> MATERIAL FOR THIS EXERCISE
━━━━━━━━━━━━━━━━

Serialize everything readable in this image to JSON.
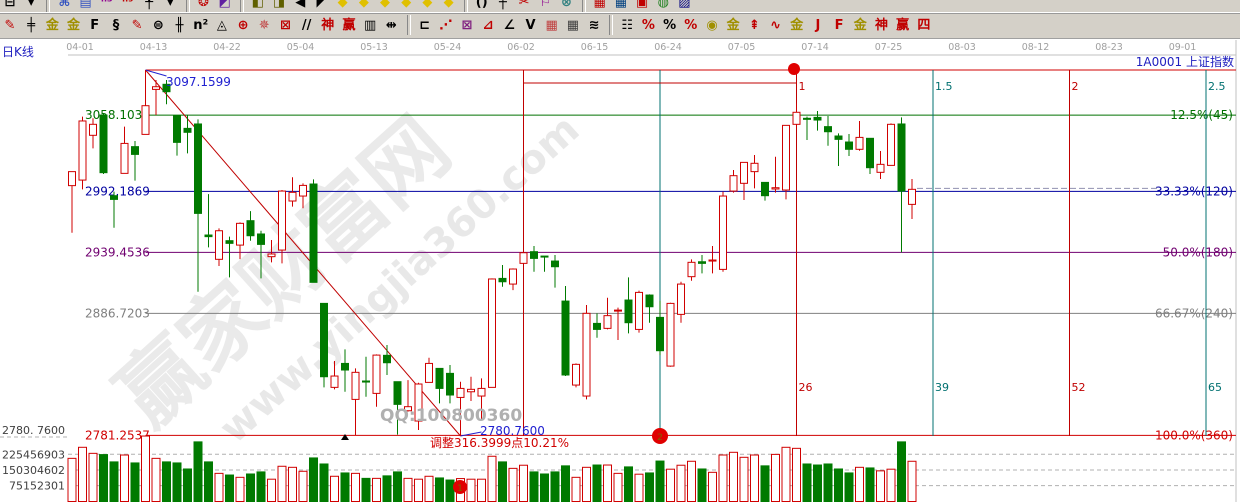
{
  "toolbar": {
    "row1": [
      {
        "name": "window-layout-icon",
        "glyph": "⊟",
        "color": "#000"
      },
      {
        "name": "dropdown-arrow-icon",
        "glyph": "▾",
        "color": "#000"
      },
      {
        "name": "sep"
      },
      {
        "name": "pattern-icon",
        "glyph": "⌘",
        "color": "#3050c0"
      },
      {
        "name": "list-icon",
        "glyph": "▤",
        "color": "#3050c0"
      },
      {
        "name": "indicator-3-icon",
        "glyph": "ⁿ³",
        "color": "#900090"
      },
      {
        "name": "indicator-9-icon",
        "glyph": "ⁿ⁹",
        "color": "#c00000"
      },
      {
        "name": "candle-type-icon",
        "glyph": "╀",
        "color": "#000"
      },
      {
        "name": "dropdown-arrow-icon",
        "glyph": "▾",
        "color": "#000"
      },
      {
        "name": "sep"
      },
      {
        "name": "cycle-icon",
        "glyph": "❂",
        "color": "#c00000"
      },
      {
        "name": "color-chart-icon",
        "glyph": "◩",
        "color": "#6020a0"
      },
      {
        "name": "sep"
      },
      {
        "name": "first-page-icon",
        "glyph": "◧",
        "color": "#606000"
      },
      {
        "name": "prev-page-icon",
        "glyph": "◨",
        "color": "#606000"
      },
      {
        "name": "back-icon",
        "glyph": "◀",
        "color": "#000"
      },
      {
        "name": "forward-icon",
        "glyph": "◤",
        "color": "#000"
      },
      {
        "name": "diamond-1-icon",
        "glyph": "◆",
        "color": "#e0c000"
      },
      {
        "name": "diamond-2-icon",
        "glyph": "◆",
        "color": "#e0c000"
      },
      {
        "name": "diamond-3-icon",
        "glyph": "◆",
        "color": "#e0c000"
      },
      {
        "name": "diamond-4-icon",
        "glyph": "◆",
        "color": "#e0c000"
      },
      {
        "name": "diamond-5-icon",
        "glyph": "◆",
        "color": "#e0c000"
      },
      {
        "name": "diamond-6-icon",
        "glyph": "◆",
        "color": "#e0c000"
      },
      {
        "name": "sep"
      },
      {
        "name": "parentheses-icon",
        "glyph": "()",
        "color": "#000"
      },
      {
        "name": "crosshair-icon",
        "glyph": "┼",
        "color": "#000"
      },
      {
        "name": "scissors-icon",
        "glyph": "✂",
        "color": "#c00000"
      },
      {
        "name": "flag-icon",
        "glyph": "⚐",
        "color": "#900090"
      },
      {
        "name": "link-icon",
        "glyph": "⊗",
        "color": "#308080"
      },
      {
        "name": "sep"
      },
      {
        "name": "calendar-icon",
        "glyph": "▦",
        "color": "#c00000"
      },
      {
        "name": "grid-icon",
        "glyph": "▦",
        "color": "#004080"
      },
      {
        "name": "save-icon",
        "glyph": "▣",
        "color": "#c00000"
      },
      {
        "name": "globe-icon",
        "glyph": "◍",
        "color": "#208020"
      },
      {
        "name": "print-icon",
        "glyph": "▨",
        "color": "#000080"
      }
    ],
    "row2": [
      {
        "name": "pencil-icon",
        "glyph": "✎",
        "color": "#c00000"
      },
      {
        "name": "hash-lines-icon",
        "glyph": "╪",
        "color": "#000"
      },
      {
        "name": "gold-lines-icon",
        "glyph": "金",
        "color": "#a09000"
      },
      {
        "name": "gold-lines-2-icon",
        "glyph": "金",
        "color": "#a09000"
      },
      {
        "name": "f-lines-icon",
        "glyph": "F",
        "color": "#000"
      },
      {
        "name": "spiral-icon",
        "glyph": "§",
        "color": "#000"
      },
      {
        "name": "pencil-lines-icon",
        "glyph": "✎",
        "color": "#c00000"
      },
      {
        "name": "circle-scale-icon",
        "glyph": "⊜",
        "color": "#000"
      },
      {
        "name": "grid-lines-icon",
        "glyph": "╫",
        "color": "#000"
      },
      {
        "name": "n-squared-icon",
        "glyph": "n²",
        "color": "#000"
      },
      {
        "name": "triangle-lines-icon",
        "glyph": "◬",
        "color": "#000"
      },
      {
        "name": "target-icon",
        "glyph": "⊕",
        "color": "#c00000"
      },
      {
        "name": "compass-icon",
        "glyph": "✵",
        "color": "#c04040"
      },
      {
        "name": "square-web-icon",
        "glyph": "⊠",
        "color": "#c00000"
      },
      {
        "name": "parallel-icon",
        "glyph": "//",
        "color": "#000"
      },
      {
        "name": "shen-icon",
        "glyph": "神",
        "color": "#c00000"
      },
      {
        "name": "ying-icon",
        "glyph": "赢",
        "color": "#c00000"
      },
      {
        "name": "ruler-123-icon",
        "glyph": "▥",
        "color": "#000"
      },
      {
        "name": "width-icon",
        "glyph": "⇹",
        "color": "#000"
      },
      {
        "name": "sep"
      },
      {
        "name": "box-icon",
        "glyph": "⊏",
        "color": "#000"
      },
      {
        "name": "fan-icon",
        "glyph": "⋰",
        "color": "#c00000"
      },
      {
        "name": "gann-box-icon",
        "glyph": "⊠",
        "color": "#802080"
      },
      {
        "name": "gann-fan-icon",
        "glyph": "⊿",
        "color": "#c00000"
      },
      {
        "name": "angle-icon",
        "glyph": "∠",
        "color": "#000"
      },
      {
        "name": "v-lines-icon",
        "glyph": "V",
        "color": "#000"
      },
      {
        "name": "gann-grid-icon",
        "glyph": "▦",
        "color": "#c04040"
      },
      {
        "name": "grid-2-icon",
        "glyph": "▦",
        "color": "#404040"
      },
      {
        "name": "diagonal-lines-icon",
        "glyph": "≋",
        "color": "#000"
      },
      {
        "name": "sep"
      },
      {
        "name": "table-icon",
        "glyph": "☷",
        "color": "#000"
      },
      {
        "name": "percent-slash-icon",
        "glyph": "%",
        "color": "#c00000"
      },
      {
        "name": "percent-icon",
        "glyph": "%",
        "color": "#000"
      },
      {
        "name": "percent-lines-icon",
        "glyph": "%",
        "color": "#c00000"
      },
      {
        "name": "gold-coin-icon",
        "glyph": "◉",
        "color": "#a09000"
      },
      {
        "name": "gold-bars-icon",
        "glyph": "金",
        "color": "#a09000"
      },
      {
        "name": "rocket-icon",
        "glyph": "⇞",
        "color": "#c00000"
      },
      {
        "name": "wave-icon",
        "glyph": "∿",
        "color": "#c00000"
      },
      {
        "name": "gold-box-icon",
        "glyph": "金",
        "color": "#a09000"
      },
      {
        "name": "j-angle-icon",
        "glyph": "J",
        "color": "#c00000"
      },
      {
        "name": "f-angle-icon",
        "glyph": "F",
        "color": "#c00000"
      },
      {
        "name": "gold-angle-icon",
        "glyph": "金",
        "color": "#a09000"
      },
      {
        "name": "shen-angle-icon",
        "glyph": "神",
        "color": "#c00000"
      },
      {
        "name": "ying-angle-icon",
        "glyph": "赢",
        "color": "#c00000"
      },
      {
        "name": "four-angle-icon",
        "glyph": "四",
        "color": "#c00000"
      }
    ]
  },
  "header": {
    "period_label": "日K线",
    "symbol_label": "1A0001  上证指数"
  },
  "x_axis": {
    "tick_every_bars": 7,
    "date_labels": [
      "04-01",
      "04-13",
      "04-22",
      "05-04",
      "05-13",
      "05-24",
      "06-02",
      "06-15",
      "06-24",
      "07-05",
      "07-14",
      "07-25",
      "08-03",
      "08-12",
      "08-23",
      "09-01"
    ]
  },
  "price_axis_label": "2780. 7600",
  "volume_axis": {
    "labels": [
      "225456903",
      "150304602",
      "75152301"
    ],
    "values": [
      225456903,
      150304602,
      75152301
    ]
  },
  "colors": {
    "up": "#d00000",
    "down": "#007a00",
    "level_12_5": "#007000",
    "level_33": "#0000a0",
    "level_50": "#700070",
    "level_66": "#808080",
    "level_100": "#d00000",
    "cycle_red": "#c00000",
    "cycle_teal": "#007070",
    "annotation_blue": "#2020d0"
  },
  "chart_data": {
    "type": "candlestick",
    "price_range": [
      2780.76,
      3097.16
    ],
    "fields": [
      "open",
      "high",
      "low",
      "close",
      "volume"
    ],
    "candles": [
      [
        2997.2,
        3009.3,
        2956.5,
        3009.3,
        206000000.0
      ],
      [
        3002.0,
        3056.8,
        2994.0,
        3053.1,
        259000000.0
      ],
      [
        3040.7,
        3055.4,
        3029.4,
        3050.2,
        230000000.0
      ],
      [
        3058.2,
        3059.7,
        3007.2,
        3008.4,
        224000000.0
      ],
      [
        2988.5,
        2992.0,
        2960.8,
        2985.3,
        189000000.0
      ],
      [
        3007.8,
        3048.2,
        3007.8,
        3033.7,
        222000000.0
      ],
      [
        3030.9,
        3035.8,
        3001.5,
        3024.2,
        184000000.0
      ],
      [
        3041.5,
        3097.16,
        3041.5,
        3066.3,
        313000000.0
      ],
      [
        3080.4,
        3088.5,
        3058.2,
        3082.7,
        206000000.0
      ],
      [
        3084.8,
        3088.5,
        3067.5,
        3078.4,
        189000000.0
      ],
      [
        3057.7,
        3058.2,
        3023.1,
        3034.6,
        184000000.0
      ],
      [
        3046.7,
        3058.2,
        3025.1,
        3043.3,
        155000000.0
      ],
      [
        3050.5,
        3054.5,
        2905.5,
        2973.2,
        285000000.0
      ],
      [
        2954.5,
        2989.9,
        2943.8,
        2953.1,
        189000000.0
      ],
      [
        2933.5,
        2960.3,
        2927.7,
        2958.2,
        134000000.0
      ],
      [
        2949.6,
        2953.1,
        2917.9,
        2947.3,
        126000000.0
      ],
      [
        2945.8,
        2965.4,
        2933.7,
        2964.6,
        115000000.0
      ],
      [
        2966.9,
        2975.2,
        2949.6,
        2953.9,
        131000000.0
      ],
      [
        2955.4,
        2958.2,
        2917.0,
        2946.4,
        141000000.0
      ],
      [
        2935.8,
        2950.2,
        2930.9,
        2938.1,
        106000000.0
      ],
      [
        2941.5,
        2993.4,
        2930.0,
        2992.5,
        168000000.0
      ],
      [
        2983.9,
        3004.4,
        2979.0,
        2991.4,
        163000000.0
      ],
      [
        2988.2,
        2999.2,
        2977.6,
        2997.4,
        144000000.0
      ],
      [
        2998.6,
        3002.6,
        2913.6,
        2913.6,
        208000000.0
      ],
      [
        2895.4,
        2895.4,
        2822.8,
        2832.0,
        179000000.0
      ],
      [
        2822.8,
        2845.6,
        2821.1,
        2832.6,
        120000000.0
      ],
      [
        2843.5,
        2855.6,
        2819.0,
        2837.8,
        136000000.0
      ],
      [
        2812.4,
        2839.2,
        2781.25,
        2835.8,
        134000000.0
      ],
      [
        2828.3,
        2849.3,
        2814.7,
        2827.4,
        110000000.0
      ],
      [
        2817.6,
        2851.3,
        2806.1,
        2850.7,
        110000000.0
      ],
      [
        2850.5,
        2859.4,
        2833.5,
        2844.1,
        122000000.0
      ],
      [
        2827.7,
        2827.7,
        2782.0,
        2808.1,
        141000000.0
      ],
      [
        2802.6,
        2829.1,
        2801.8,
        2806.1,
        110000000.0
      ],
      [
        2793.7,
        2826.8,
        2785.9,
        2825.7,
        106000000.0
      ],
      [
        2827.1,
        2848.4,
        2827.1,
        2843.5,
        120000000.0
      ],
      [
        2839.2,
        2839.2,
        2809.0,
        2821.9,
        112000000.0
      ],
      [
        2834.9,
        2842.1,
        2809.0,
        2816.2,
        102000000.0
      ],
      [
        2814.1,
        2827.7,
        2780.76,
        2821.9,
        109000000.0
      ],
      [
        2819.0,
        2832.0,
        2811.0,
        2821.1,
        106000000.0
      ],
      [
        2815.3,
        2830.6,
        2794.5,
        2821.9,
        106000000.0
      ],
      [
        2822.8,
        2917.0,
        2822.8,
        2916.5,
        216000000.0
      ],
      [
        2917.0,
        2928.6,
        2909.8,
        2914.1,
        189000000.0
      ],
      [
        2912.1,
        2925.7,
        2906.9,
        2925.1,
        158000000.0
      ],
      [
        2930.0,
        2940.1,
        2930.0,
        2939.2,
        173000000.0
      ],
      [
        2940.1,
        2945.0,
        2922.8,
        2934.3,
        141000000.0
      ],
      [
        2936.3,
        2936.3,
        2922.8,
        2935.8,
        131000000.0
      ],
      [
        2932.0,
        2937.2,
        2909.0,
        2927.1,
        141000000.0
      ],
      [
        2897.4,
        2910.4,
        2832.6,
        2833.5,
        170000000.0
      ],
      [
        2824.8,
        2843.5,
        2822.8,
        2842.7,
        115000000.0
      ],
      [
        2815.3,
        2894.0,
        2812.4,
        2886.8,
        163000000.0
      ],
      [
        2878.1,
        2886.8,
        2865.7,
        2872.9,
        174000000.0
      ],
      [
        2873.8,
        2900.3,
        2872.9,
        2884.8,
        174000000.0
      ],
      [
        2889.1,
        2891.7,
        2863.7,
        2889.6,
        134000000.0
      ],
      [
        2898.3,
        2917.9,
        2869.5,
        2878.7,
        165000000.0
      ],
      [
        2872.9,
        2906.4,
        2870.1,
        2904.9,
        130000000.0
      ],
      [
        2902.6,
        2903.2,
        2878.7,
        2892.5,
        136000000.0
      ],
      [
        2883.3,
        2897.7,
        2850.7,
        2854.5,
        193000000.0
      ],
      [
        2841.2,
        2896.0,
        2840.6,
        2895.4,
        154000000.0
      ],
      [
        2885.9,
        2914.1,
        2878.7,
        2912.1,
        173000000.0
      ],
      [
        2918.5,
        2933.5,
        2915.0,
        2930.9,
        192000000.0
      ],
      [
        2931.4,
        2937.2,
        2921.4,
        2930.0,
        155000000.0
      ],
      [
        2932.0,
        2945.0,
        2921.4,
        2932.9,
        139000000.0
      ],
      [
        2924.8,
        2992.0,
        2922.8,
        2988.2,
        222000000.0
      ],
      [
        2992.5,
        3010.7,
        2991.1,
        3005.8,
        235000000.0
      ],
      [
        2999.2,
        3017.3,
        2984.8,
        3017.3,
        211000000.0
      ],
      [
        3009.3,
        3023.7,
        2994.8,
        3016.5,
        222000000.0
      ],
      [
        3000.0,
        3000.0,
        2984.2,
        2988.5,
        170000000.0
      ],
      [
        2994.3,
        3022.2,
        2991.1,
        2995.4,
        225000000.0
      ],
      [
        2993.4,
        3049.3,
        2985.3,
        3049.3,
        259000000.0
      ],
      [
        3050.2,
        3068.3,
        3048.2,
        3060.6,
        254000000.0
      ],
      [
        3055.4,
        3056.8,
        3036.6,
        3054.5,
        179000000.0
      ],
      [
        3056.2,
        3061.7,
        3044.7,
        3053.9,
        174000000.0
      ],
      [
        3048.2,
        3057.4,
        3031.7,
        3043.8,
        179000000.0
      ],
      [
        3040.1,
        3042.4,
        3014.2,
        3037.2,
        155000000.0
      ],
      [
        3034.9,
        3041.8,
        3022.8,
        3028.6,
        136000000.0
      ],
      [
        3028.6,
        3053.1,
        3027.4,
        3038.9,
        163000000.0
      ],
      [
        3038.1,
        3038.1,
        3007.2,
        3012.7,
        160000000.0
      ],
      [
        3008.7,
        3027.1,
        3002.9,
        3015.6,
        146000000.0
      ],
      [
        3014.7,
        3051.0,
        3014.7,
        3050.2,
        154000000.0
      ],
      [
        3050.5,
        3056.2,
        2939.5,
        2992.5,
        285000000.0
      ],
      [
        2981.0,
        3002.9,
        2968.3,
        2994.0,
        192000000.0
      ]
    ],
    "levels": [
      {
        "price": 3097.1599,
        "left_label": "",
        "right_label": "",
        "color": "#d00000"
      },
      {
        "price": 3058.1036,
        "left_label": "3058.1036",
        "right_label": "12.5%(45)",
        "color": "#007000"
      },
      {
        "price": 2992.1869,
        "left_label": "2992.1869",
        "right_label": "33.33%(120)",
        "color": "#0000a0"
      },
      {
        "price": 2939.4536,
        "left_label": "2939.4536",
        "right_label": "50.0%(180)",
        "color": "#700070"
      },
      {
        "price": 2886.7203,
        "left_label": "2886.7203",
        "right_label": "66.67%(240)",
        "color": "#808080"
      },
      {
        "price": 2781.2537,
        "left_label": "2781.2537",
        "right_label": "100.0%(360)",
        "color": "#d00000"
      }
    ],
    "level_start_bar": 7,
    "cycle_lines": [
      {
        "bar": 43,
        "color": "#c00000",
        "top_label": "",
        "bottom_label": ""
      },
      {
        "bar": 56,
        "color": "#007070",
        "top_label": "",
        "bottom_label": ""
      },
      {
        "bar": 69,
        "color": "#c00000",
        "top_label": "1",
        "bottom_label": "26"
      },
      {
        "bar": 82,
        "color": "#007070",
        "top_label": "1.5",
        "bottom_label": "39"
      },
      {
        "bar": 95,
        "color": "#c00000",
        "top_label": "2",
        "bottom_label": "52"
      },
      {
        "bar": 108,
        "color": "#007070",
        "top_label": "2.5",
        "bottom_label": "65"
      }
    ],
    "current_price_line": 2992.1869,
    "annotations": {
      "high_label": "3097.1599",
      "low_label": "2780.7600",
      "adjustment_label": "调整316.3999点10.21%",
      "marker_1": "1",
      "marker_2": "2"
    }
  },
  "watermark": {
    "brand": "赢家财富网",
    "url": "www.yingjia360.com",
    "qq": "QQ:100800360"
  }
}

━━━━━━━━━━━━━━━━

> WORK TO COMPLETE
Collect each line of the entries that has the word "indicator", copying it in full.

> FULL RESPONSE
        "name": "indicator-3-icon",
        "name": "indicator-9-icon",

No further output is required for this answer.